_The data:_
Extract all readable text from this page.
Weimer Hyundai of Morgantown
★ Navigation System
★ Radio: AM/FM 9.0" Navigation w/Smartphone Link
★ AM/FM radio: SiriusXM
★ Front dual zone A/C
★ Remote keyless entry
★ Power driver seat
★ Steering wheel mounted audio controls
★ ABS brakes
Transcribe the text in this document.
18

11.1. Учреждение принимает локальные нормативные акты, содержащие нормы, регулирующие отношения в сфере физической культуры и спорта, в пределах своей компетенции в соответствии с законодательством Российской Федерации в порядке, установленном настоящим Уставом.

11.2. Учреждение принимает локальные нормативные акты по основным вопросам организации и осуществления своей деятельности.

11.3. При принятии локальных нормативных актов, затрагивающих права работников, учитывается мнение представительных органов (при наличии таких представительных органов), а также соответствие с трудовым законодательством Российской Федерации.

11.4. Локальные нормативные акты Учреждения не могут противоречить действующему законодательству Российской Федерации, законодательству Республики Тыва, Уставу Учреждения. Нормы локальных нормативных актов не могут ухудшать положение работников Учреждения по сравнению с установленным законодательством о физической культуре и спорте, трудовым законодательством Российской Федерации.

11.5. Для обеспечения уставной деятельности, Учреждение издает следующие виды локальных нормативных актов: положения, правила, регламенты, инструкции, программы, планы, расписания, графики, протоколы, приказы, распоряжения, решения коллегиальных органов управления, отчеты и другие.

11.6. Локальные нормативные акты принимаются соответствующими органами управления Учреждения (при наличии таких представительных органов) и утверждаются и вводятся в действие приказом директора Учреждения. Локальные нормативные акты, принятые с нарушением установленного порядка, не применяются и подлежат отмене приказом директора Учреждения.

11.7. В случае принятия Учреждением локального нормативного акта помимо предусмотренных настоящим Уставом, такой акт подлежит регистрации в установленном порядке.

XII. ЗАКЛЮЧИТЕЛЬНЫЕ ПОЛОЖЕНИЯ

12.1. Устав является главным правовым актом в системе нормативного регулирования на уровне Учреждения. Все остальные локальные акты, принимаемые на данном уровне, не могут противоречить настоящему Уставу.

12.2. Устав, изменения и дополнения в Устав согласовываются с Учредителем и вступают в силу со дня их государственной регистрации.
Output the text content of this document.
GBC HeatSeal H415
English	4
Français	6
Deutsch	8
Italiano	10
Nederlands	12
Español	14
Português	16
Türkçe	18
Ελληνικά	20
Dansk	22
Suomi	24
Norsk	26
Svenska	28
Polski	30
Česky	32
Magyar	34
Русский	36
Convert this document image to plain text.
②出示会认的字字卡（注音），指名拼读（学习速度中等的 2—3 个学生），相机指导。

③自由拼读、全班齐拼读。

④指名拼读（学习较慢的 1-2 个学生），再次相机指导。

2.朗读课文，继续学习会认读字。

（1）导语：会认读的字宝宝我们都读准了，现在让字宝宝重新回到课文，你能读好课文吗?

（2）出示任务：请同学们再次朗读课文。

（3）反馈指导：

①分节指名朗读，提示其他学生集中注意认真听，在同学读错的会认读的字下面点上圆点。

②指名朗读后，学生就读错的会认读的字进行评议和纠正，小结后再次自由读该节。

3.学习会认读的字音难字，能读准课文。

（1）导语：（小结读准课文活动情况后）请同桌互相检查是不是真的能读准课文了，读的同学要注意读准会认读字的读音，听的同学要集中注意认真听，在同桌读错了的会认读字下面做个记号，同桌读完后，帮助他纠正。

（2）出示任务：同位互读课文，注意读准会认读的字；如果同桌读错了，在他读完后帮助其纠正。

_Exercise requirements:_
Give all the records again. Match them exactly.

_The response:_
Extract all readable text from this page.
Weimer Hyundai of Morgantown
★ Navigation System
★ Radio: AM/FM 9.0" Navigation w/Smartphone Link
★ AM/FM radio: SiriusXM
★ Front dual zone A/C
★ Remote keyless entry
★ Power driver seat
★ Steering wheel mounted audio controls
★ ABS brakes
Transcribe the text in this document.
18

11.1. Учреждение принимает локальные нормативные акты, содержащие нормы, регулирующие отношения в сфере физической культуры и спорта, в пределах своей компетенции в соответствии с законодательством Российской Федерации в порядке, установленном настоящим Уставом.

11.2. Учреждение принимает локальные нормативные акты по основным вопросам организации и осуществления своей деятельности.

11.3. При принятии локальных нормативных актов, затрагивающих права работников, учитывается мнение представительных органов (при наличии таких представительных органов), а также соответствие с трудовым законодательством Российской Федерации.

11.4. Локальные нормативные акты Учреждения не могут противоречить действующему законодательству Российской Федерации, законодательству Республики Тыва, Уставу Учреждения. Нормы локальных нормативных актов не могут ухудшать положение работников Учреждения по сравнению с установленным законодательством о физической культуре и спорте, трудовым законодательством Российской Федерации.

11.5. Для обеспечения уставной деятельности, Учреждение издает следующие виды локальных нормативных актов: положения, правила, регламенты, инструкции, программы, планы, расписания, графики, протоколы, приказы, распоряжения, решения коллегиальных органов управления, отчеты и другие.

11.6. Локальные нормативные акты принимаются соответствующими органами управления Учреждения (при наличии таких представительных органов) и утверждаются и вводятся в действие приказом директора Учреждения. Локальные нормативные акты, принятые с нарушением установленного порядка, не применяются и подлежат отмене приказом директора Учреждения.

11.7. В случае принятия Учреждением локального нормативного акта помимо предусмотренных настоящим Уставом, такой акт подлежит регистрации в установленном порядке.

XII. ЗАКЛЮЧИТЕЛЬНЫЕ ПОЛОЖЕНИЯ

12.1. Устав является главным правовым актом в системе нормативного регулирования на уровне Учреждения. Все остальные локальные акты, принимаемые на данном уровне, не могут противоречить настоящему Уставу.

12.2. Устав, изменения и дополнения в Устав согласовываются с Учредителем и вступают в силу со дня их государственной регистрации.
Output the text content of this document.
GBC HeatSeal H415
English	4
Français	6
Deutsch	8
Italiano	10
Nederlands	12
Español	14
Português	16
Türkçe	18
Ελληνικά	20
Dansk	22
Suomi	24
Norsk	26
Svenska	28
Polski	30
Česky	32
Magyar	34
Русский	36
Convert this document image to plain text.
②出示会认的字字卡（注音），指名拼读（学习速度中等的 2—3 个学生），相机指导。

③自由拼读、全班齐拼读。

④指名拼读（学习较慢的 1-2 个学生），再次相机指导。

2.朗读课文，继续学习会认读字。

（1）导语：会认读的字宝宝我们都读准了，现在让字宝宝重新回到课文，你能读好课文吗?

（2）出示任务：请同学们再次朗读课文。

（3）反馈指导：

①分节指名朗读，提示其他学生集中注意认真听，在同学读错的会认读的字下面点上圆点。

②指名朗读后，学生就读错的会认读的字进行评议和纠正，小结后再次自由读该节。

3.学习会认读的字音难字，能读准课文。

（1）导语：（小结读准课文活动情况后）请同桌互相检查是不是真的能读准课文了，读的同学要注意读准会认读字的读音，听的同学要集中注意认真听，在同桌读错了的会认读字下面做个记号，同桌读完后，帮助他纠正。

（2）出示任务：同位互读课文，注意读准会认读的字；如果同桌读错了，在他读完后帮助其纠正。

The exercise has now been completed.